--- PROBLEM ---
Locate each line holding the string "Means" and copy it.
::: DATA LINES :::
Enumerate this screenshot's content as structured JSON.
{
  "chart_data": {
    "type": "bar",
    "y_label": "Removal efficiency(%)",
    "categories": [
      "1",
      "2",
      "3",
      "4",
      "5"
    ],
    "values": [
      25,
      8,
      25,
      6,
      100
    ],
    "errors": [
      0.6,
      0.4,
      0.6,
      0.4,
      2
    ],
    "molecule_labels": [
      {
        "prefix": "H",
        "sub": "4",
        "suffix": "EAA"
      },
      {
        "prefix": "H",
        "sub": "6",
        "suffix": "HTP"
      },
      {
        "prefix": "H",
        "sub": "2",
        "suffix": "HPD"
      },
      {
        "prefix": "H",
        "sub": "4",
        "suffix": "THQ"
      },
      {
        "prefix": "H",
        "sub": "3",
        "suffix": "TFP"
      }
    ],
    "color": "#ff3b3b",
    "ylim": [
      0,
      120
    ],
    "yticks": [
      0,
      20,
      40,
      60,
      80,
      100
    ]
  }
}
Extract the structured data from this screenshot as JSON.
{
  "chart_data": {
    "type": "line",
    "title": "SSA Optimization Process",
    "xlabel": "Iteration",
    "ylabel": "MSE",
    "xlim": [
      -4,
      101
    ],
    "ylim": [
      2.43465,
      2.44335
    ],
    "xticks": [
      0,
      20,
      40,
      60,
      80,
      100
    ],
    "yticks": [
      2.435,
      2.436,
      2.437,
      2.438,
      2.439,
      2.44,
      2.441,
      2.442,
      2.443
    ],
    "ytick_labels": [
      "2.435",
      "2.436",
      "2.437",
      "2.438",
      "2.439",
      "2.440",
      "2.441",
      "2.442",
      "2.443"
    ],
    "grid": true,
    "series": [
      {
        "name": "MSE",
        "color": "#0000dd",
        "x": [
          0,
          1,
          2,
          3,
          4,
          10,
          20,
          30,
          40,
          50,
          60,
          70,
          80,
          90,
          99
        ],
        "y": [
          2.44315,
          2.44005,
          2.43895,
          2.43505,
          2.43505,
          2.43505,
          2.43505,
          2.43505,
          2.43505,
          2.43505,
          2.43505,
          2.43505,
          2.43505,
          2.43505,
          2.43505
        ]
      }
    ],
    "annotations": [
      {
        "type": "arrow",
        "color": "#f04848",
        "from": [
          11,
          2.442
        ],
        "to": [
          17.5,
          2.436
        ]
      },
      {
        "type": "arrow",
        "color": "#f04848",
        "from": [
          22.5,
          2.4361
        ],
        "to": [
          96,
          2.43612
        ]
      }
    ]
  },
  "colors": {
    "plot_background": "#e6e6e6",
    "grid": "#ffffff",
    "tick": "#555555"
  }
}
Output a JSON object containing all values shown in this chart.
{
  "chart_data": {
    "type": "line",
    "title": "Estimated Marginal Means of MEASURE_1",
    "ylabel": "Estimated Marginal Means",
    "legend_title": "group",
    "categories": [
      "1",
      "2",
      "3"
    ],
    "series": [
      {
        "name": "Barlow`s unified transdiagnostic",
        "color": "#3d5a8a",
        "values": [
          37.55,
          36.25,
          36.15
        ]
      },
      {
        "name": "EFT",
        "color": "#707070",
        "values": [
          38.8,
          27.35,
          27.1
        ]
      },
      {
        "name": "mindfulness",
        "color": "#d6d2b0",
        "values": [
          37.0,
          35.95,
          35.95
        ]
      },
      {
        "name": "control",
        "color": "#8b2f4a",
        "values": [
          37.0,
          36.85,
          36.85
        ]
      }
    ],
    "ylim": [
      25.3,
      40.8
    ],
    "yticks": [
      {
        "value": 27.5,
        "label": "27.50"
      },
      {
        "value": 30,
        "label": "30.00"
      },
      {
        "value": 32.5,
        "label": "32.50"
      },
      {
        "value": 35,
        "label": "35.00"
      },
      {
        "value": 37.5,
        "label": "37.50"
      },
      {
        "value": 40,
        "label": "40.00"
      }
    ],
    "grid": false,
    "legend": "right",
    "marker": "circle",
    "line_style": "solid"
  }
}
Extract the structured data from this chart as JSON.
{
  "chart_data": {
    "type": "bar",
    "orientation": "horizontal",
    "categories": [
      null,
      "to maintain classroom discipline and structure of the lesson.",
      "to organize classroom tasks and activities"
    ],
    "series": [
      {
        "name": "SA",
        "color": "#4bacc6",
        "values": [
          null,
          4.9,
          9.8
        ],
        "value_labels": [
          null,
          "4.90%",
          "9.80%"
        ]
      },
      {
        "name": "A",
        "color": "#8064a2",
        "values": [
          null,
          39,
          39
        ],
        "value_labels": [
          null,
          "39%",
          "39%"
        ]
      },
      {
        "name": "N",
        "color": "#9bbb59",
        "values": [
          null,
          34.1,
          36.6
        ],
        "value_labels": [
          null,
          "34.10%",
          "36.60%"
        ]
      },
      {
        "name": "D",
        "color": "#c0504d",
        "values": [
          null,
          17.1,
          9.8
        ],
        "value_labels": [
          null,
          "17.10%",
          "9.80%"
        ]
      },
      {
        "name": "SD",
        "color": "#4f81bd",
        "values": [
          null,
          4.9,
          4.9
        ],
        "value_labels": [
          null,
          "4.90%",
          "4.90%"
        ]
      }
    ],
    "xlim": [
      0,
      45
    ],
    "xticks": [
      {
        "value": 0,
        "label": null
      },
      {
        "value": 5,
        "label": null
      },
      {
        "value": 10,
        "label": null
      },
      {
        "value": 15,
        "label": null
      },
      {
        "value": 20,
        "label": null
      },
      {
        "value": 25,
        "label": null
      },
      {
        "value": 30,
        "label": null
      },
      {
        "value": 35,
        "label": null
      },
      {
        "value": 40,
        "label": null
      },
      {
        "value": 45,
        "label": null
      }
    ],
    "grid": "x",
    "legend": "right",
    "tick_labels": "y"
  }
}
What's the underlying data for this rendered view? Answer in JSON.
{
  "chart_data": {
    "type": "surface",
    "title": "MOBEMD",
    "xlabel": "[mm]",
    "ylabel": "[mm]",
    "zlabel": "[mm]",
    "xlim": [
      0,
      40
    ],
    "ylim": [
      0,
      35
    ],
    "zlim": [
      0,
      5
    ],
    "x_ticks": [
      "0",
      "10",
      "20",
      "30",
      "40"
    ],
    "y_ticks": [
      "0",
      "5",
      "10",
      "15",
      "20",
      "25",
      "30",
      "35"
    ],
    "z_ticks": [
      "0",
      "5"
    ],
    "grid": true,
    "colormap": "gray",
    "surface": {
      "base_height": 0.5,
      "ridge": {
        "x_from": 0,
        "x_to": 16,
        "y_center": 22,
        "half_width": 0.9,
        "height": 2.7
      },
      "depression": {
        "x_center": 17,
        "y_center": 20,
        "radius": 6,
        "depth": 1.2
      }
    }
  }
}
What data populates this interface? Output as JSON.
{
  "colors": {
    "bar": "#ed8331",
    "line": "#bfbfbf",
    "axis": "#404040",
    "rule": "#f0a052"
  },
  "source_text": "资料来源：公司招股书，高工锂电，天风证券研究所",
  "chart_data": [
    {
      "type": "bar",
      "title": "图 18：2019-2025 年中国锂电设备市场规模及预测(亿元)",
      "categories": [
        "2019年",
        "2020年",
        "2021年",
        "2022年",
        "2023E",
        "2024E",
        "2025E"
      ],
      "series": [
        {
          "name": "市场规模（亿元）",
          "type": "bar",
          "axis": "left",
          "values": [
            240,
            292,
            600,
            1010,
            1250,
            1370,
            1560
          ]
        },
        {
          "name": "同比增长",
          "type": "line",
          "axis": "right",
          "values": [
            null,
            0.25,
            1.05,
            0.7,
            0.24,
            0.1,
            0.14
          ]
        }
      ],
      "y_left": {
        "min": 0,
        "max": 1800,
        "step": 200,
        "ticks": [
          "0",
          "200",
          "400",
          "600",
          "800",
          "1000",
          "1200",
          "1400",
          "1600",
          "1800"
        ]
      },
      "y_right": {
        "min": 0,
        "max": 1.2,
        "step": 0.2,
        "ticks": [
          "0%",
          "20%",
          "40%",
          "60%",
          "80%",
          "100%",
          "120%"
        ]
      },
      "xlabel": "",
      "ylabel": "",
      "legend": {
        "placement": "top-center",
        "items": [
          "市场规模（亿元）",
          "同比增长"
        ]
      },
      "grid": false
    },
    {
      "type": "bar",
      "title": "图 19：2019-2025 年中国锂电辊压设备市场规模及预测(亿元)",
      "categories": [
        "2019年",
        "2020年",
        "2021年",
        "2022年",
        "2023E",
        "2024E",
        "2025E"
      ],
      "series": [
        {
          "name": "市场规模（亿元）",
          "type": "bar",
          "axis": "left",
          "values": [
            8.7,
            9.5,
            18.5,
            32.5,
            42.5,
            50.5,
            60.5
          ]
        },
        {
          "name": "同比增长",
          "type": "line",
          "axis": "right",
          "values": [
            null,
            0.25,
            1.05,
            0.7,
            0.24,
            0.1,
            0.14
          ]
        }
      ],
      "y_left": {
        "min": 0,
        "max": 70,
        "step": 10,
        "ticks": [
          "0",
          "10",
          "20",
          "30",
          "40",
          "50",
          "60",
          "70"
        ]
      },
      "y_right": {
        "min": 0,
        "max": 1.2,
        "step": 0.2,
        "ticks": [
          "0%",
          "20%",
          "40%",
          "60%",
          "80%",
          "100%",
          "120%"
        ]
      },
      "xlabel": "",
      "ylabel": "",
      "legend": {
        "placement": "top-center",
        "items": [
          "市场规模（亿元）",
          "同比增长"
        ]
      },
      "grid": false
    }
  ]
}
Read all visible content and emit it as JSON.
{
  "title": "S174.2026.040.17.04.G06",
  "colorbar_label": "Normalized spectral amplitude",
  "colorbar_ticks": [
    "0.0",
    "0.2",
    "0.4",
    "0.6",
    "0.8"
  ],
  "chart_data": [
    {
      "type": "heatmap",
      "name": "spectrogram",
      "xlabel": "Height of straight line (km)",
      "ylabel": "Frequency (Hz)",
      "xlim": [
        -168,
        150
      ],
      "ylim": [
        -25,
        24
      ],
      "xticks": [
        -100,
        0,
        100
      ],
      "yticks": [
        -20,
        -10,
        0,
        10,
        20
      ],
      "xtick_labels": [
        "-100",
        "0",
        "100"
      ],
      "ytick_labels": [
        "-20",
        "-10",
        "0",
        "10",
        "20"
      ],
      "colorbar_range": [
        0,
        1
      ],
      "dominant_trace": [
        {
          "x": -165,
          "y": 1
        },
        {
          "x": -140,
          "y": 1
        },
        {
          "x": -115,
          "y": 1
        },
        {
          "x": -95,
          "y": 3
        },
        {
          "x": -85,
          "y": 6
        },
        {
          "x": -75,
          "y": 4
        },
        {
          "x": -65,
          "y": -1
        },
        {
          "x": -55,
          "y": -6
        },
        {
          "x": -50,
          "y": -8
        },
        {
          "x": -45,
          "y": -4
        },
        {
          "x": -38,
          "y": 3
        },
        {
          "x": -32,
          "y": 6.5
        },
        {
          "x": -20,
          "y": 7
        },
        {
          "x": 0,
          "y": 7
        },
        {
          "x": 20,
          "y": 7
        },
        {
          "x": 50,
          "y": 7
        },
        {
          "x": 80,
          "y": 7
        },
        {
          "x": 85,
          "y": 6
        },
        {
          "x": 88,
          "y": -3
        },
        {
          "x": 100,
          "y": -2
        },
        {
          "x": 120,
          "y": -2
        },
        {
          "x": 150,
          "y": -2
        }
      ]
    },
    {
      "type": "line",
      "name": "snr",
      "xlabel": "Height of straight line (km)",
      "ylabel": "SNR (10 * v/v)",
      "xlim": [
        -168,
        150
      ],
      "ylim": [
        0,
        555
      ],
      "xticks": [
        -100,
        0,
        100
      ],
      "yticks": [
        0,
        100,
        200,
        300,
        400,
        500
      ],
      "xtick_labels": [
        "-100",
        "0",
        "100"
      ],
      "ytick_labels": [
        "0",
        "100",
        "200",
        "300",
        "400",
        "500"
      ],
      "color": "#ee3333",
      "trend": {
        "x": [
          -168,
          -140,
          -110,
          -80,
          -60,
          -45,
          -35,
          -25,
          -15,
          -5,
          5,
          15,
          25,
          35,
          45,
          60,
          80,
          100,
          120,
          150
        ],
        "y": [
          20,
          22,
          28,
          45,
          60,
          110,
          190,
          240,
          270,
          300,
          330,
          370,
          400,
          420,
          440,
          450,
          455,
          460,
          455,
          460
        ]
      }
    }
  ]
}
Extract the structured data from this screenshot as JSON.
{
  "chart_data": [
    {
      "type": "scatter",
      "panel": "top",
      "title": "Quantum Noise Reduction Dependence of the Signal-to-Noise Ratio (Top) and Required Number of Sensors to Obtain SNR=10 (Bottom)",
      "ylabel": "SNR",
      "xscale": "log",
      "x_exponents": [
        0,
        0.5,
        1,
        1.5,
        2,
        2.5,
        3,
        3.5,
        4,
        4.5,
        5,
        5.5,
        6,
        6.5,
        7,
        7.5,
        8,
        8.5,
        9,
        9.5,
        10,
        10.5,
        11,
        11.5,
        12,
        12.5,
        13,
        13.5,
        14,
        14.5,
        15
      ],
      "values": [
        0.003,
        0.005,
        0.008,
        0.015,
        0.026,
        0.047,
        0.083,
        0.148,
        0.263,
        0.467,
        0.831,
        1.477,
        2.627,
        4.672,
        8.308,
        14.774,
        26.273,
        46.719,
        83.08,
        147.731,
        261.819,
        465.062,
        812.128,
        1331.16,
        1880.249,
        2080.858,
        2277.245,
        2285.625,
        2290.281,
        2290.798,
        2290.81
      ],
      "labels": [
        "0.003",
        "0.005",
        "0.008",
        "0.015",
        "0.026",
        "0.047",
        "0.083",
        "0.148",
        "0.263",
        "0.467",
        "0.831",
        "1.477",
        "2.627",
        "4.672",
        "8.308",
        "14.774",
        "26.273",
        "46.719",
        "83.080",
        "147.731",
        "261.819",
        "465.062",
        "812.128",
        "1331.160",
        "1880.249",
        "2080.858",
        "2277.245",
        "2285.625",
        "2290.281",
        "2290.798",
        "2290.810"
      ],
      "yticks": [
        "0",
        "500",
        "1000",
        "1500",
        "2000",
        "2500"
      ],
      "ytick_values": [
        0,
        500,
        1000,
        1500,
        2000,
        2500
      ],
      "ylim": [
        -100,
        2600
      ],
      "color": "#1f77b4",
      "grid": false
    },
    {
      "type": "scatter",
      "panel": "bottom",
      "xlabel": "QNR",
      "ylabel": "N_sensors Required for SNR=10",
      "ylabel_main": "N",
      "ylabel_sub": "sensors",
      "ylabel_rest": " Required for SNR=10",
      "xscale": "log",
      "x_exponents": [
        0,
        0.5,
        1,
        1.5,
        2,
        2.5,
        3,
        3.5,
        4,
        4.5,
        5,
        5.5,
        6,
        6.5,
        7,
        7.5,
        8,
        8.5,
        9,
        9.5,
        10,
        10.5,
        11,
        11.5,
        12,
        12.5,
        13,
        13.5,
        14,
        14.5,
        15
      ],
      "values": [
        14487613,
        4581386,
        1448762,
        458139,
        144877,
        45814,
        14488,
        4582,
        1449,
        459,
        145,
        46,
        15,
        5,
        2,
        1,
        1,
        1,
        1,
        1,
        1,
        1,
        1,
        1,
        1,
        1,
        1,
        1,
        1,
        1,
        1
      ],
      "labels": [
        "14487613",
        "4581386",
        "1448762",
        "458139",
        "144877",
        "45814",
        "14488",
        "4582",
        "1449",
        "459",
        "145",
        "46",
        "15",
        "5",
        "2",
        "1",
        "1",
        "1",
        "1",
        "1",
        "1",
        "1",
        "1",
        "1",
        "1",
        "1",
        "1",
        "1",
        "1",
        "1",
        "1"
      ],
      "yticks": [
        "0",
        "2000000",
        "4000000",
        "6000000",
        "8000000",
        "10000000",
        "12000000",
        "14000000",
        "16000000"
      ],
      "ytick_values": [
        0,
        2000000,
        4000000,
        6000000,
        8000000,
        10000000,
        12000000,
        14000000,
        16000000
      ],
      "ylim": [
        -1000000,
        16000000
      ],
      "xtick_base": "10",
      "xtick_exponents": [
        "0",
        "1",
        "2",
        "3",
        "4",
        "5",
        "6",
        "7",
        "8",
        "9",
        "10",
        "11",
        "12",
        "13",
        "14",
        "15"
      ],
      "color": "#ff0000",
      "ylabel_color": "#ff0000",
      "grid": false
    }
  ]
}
:::
--- WRITTEN SOLUTION ---
    "title": "Estimated Marginal Means of MEASURE_1",
    "ylabel": "Estimated Marginal Means",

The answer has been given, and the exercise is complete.